Gitter spricht sich gegen Patientenlotsen und für Stärkung der Hausärzte aus

Berlin – Das Gesundheitswesen benötigt nach Ansicht der Ärztekammer Bremen keine zusätzlichen Patientenlotsen. Hausärzte seien bereits diejenigen, die chronisch und mehrfach kranke Menschen durch das Gesundheitssystem lotsen könnten und sollten, sagte Heidrun Gitter, Präsidentin der Ärztekammer Bremen, heute. Man müsse „nichts Neues erfinden“, sondern die Hausärzte stärken. Dem Fachkräftemangel im Gesundheitswesen begegne man nicht mit der Erfindung immer neuer Berufsfelder.
Gitter reagiert damit auf Äußerungen der Patientenbeauftragten der Bundesregierung, Claudia Schmidtke, die sich für Patientenlotsen ausgesprochen hatte. Diese sollen Patienten dabei helfen, die medizinische Betreuung zu organisieren, und ihnen einen Überblick über Versorgungsangebote und Sozialleistungen geben. Schmidtke stützte sich bei ihrer Forderung auf die Ergebnisse einer vom Bundesgesundheitsministerium geförderten Studie des IGES-Instituts, die bereits existierende Modellprojekte mit Patientenlotsen untersucht hatte.

**Datenauflistung**
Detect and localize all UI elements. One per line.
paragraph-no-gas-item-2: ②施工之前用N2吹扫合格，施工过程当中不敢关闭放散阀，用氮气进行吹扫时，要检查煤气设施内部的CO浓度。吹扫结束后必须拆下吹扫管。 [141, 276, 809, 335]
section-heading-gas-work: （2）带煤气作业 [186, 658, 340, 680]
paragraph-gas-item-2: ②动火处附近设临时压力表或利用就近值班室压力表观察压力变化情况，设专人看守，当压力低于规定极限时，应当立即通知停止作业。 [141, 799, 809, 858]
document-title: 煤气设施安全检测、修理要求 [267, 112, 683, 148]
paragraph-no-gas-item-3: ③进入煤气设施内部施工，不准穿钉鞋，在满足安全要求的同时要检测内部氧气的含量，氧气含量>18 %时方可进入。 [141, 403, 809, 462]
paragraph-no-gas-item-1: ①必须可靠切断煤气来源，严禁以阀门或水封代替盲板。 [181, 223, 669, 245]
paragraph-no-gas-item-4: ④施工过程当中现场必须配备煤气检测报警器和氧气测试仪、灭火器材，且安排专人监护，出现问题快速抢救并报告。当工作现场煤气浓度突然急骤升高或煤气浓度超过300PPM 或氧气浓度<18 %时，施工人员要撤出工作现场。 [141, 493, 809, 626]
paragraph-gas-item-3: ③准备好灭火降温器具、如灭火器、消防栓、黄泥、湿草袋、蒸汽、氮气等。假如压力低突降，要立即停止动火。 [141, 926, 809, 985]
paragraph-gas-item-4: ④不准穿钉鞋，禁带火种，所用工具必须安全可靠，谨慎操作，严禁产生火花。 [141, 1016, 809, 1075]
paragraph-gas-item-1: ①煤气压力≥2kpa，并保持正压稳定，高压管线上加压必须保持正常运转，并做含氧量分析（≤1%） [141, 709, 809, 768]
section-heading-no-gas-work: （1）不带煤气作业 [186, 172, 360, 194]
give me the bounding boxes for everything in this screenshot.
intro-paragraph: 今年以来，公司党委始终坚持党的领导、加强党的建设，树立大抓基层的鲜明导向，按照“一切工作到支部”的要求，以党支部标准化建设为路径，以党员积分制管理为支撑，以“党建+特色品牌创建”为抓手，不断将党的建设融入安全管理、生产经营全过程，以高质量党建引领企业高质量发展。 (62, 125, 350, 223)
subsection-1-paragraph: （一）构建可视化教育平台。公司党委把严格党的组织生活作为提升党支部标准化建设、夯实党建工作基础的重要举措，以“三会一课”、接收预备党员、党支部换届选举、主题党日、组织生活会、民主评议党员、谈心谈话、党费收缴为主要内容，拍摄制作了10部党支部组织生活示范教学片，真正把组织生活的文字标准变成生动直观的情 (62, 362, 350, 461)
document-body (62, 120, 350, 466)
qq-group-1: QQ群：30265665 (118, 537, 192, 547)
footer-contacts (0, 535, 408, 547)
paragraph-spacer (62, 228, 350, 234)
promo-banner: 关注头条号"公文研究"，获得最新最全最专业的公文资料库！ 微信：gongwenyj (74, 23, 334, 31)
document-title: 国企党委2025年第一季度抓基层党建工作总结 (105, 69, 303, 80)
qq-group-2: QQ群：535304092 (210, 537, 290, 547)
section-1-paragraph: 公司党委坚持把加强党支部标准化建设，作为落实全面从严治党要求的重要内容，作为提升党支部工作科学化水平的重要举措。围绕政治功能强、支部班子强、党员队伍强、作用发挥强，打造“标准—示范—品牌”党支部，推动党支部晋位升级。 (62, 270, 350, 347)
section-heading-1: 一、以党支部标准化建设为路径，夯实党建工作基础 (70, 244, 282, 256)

**Arbeitsauftrag A**
Von wem wurde die Studie des IGES-Instituts laut dem Textauszug gefördert?
**Arbeitsauftrag B**
Gib aus dem Textauszug den Abschnitt von „Berlin – Das“ bis einschließlich „immer neuer Berufsfelder.“ wortgetreu aus.

**Schriftliche Antwort A**
Vom Bundesgesundheitsministerium.

**Schriftliche Antwort B**
Berlin – Das Gesundheitswesen benötigt nach Ansicht der Ärztekammer Bremen keine zusätzlichen Patientenlotsen. Hausärzte seien bereits diejenigen, die chronisch und mehrfach kranke Menschen durch das Gesundheitssystem lotsen könnten und sollten, sagte Heidrun Gitter, Präsidentin der Ärztekammer Bremen, heute. Man müsse „nichts Neues erfinden“, sondern die Hausärzte stärken. Dem Fachkräftemangel im Gesundheitswesen begegne man nicht mit der Erfindung immer neuer Berufsfelder.